Stated task - Sift the material for lines containing "JSON", and return them.

Raw records -
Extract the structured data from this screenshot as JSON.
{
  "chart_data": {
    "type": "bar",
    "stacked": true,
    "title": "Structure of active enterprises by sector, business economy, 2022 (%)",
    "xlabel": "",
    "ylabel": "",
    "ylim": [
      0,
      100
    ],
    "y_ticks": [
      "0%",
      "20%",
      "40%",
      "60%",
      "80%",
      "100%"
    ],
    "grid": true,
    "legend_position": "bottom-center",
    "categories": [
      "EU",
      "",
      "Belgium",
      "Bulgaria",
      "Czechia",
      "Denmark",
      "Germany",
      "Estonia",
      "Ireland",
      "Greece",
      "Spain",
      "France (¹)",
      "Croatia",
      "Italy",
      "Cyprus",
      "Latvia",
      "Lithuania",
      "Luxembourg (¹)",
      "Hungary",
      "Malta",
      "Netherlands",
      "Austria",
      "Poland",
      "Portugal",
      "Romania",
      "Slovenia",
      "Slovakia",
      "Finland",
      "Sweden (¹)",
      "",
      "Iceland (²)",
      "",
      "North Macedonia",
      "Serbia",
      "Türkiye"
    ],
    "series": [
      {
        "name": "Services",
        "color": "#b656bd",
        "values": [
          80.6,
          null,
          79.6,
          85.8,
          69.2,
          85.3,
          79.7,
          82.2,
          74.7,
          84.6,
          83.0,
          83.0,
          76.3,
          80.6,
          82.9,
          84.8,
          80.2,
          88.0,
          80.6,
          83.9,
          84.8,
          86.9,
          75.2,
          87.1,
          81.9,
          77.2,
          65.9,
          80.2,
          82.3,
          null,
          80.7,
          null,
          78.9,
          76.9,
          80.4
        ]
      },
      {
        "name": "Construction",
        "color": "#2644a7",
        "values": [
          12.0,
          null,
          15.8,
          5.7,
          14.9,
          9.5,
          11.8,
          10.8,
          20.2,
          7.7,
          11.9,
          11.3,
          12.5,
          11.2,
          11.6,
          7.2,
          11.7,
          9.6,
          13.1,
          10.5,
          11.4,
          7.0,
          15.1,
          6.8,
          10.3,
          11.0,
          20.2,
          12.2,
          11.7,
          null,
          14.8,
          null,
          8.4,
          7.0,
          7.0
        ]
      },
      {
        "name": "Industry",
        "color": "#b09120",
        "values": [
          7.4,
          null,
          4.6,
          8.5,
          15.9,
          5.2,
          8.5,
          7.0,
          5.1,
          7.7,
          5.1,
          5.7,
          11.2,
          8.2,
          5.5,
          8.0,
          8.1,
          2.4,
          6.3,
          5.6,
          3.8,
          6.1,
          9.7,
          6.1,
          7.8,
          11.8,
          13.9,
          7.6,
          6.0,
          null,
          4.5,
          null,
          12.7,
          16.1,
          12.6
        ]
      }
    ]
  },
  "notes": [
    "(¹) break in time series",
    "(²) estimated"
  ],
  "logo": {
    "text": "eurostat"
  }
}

---

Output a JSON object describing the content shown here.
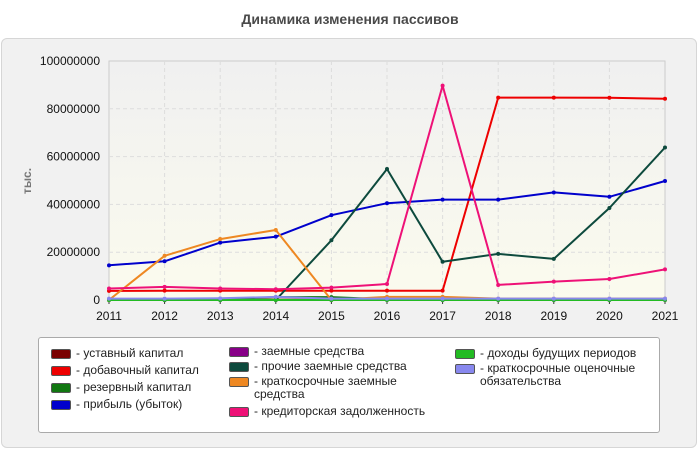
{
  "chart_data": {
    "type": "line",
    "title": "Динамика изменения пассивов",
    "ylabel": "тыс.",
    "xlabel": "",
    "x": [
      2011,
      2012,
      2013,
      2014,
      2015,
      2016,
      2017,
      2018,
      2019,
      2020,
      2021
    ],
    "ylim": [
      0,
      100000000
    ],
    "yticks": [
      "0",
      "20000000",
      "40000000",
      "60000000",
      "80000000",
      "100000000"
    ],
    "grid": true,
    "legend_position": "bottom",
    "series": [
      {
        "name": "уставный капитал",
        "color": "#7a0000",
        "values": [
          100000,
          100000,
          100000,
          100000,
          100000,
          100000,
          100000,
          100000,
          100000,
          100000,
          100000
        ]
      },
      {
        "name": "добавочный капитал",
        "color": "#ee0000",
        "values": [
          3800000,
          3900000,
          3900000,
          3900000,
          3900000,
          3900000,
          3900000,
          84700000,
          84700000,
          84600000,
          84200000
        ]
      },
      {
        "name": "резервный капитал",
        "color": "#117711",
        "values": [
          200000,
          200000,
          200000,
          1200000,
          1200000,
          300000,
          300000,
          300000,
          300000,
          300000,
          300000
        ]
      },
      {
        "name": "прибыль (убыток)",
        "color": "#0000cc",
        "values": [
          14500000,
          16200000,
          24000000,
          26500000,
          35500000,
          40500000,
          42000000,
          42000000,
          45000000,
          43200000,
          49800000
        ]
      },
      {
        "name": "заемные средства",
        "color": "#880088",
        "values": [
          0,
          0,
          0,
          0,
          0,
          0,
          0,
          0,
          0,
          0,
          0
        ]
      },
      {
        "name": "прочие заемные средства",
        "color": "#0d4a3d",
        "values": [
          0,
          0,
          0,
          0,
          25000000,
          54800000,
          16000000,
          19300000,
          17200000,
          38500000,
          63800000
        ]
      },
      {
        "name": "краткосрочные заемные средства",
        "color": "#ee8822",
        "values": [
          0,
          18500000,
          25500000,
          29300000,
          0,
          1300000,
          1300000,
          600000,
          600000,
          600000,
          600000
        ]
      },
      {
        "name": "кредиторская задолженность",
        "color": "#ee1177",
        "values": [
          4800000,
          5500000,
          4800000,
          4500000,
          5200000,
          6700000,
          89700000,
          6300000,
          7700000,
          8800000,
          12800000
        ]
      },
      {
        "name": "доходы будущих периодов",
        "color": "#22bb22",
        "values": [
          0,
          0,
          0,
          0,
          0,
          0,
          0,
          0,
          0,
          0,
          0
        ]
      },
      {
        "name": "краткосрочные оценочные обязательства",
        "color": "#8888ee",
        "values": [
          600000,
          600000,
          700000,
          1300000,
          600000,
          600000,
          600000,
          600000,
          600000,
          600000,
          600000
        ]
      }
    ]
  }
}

Result for this exercise -
Extract the structured data from this screenshot as JSON.
Output a JSON object describing the content shown here.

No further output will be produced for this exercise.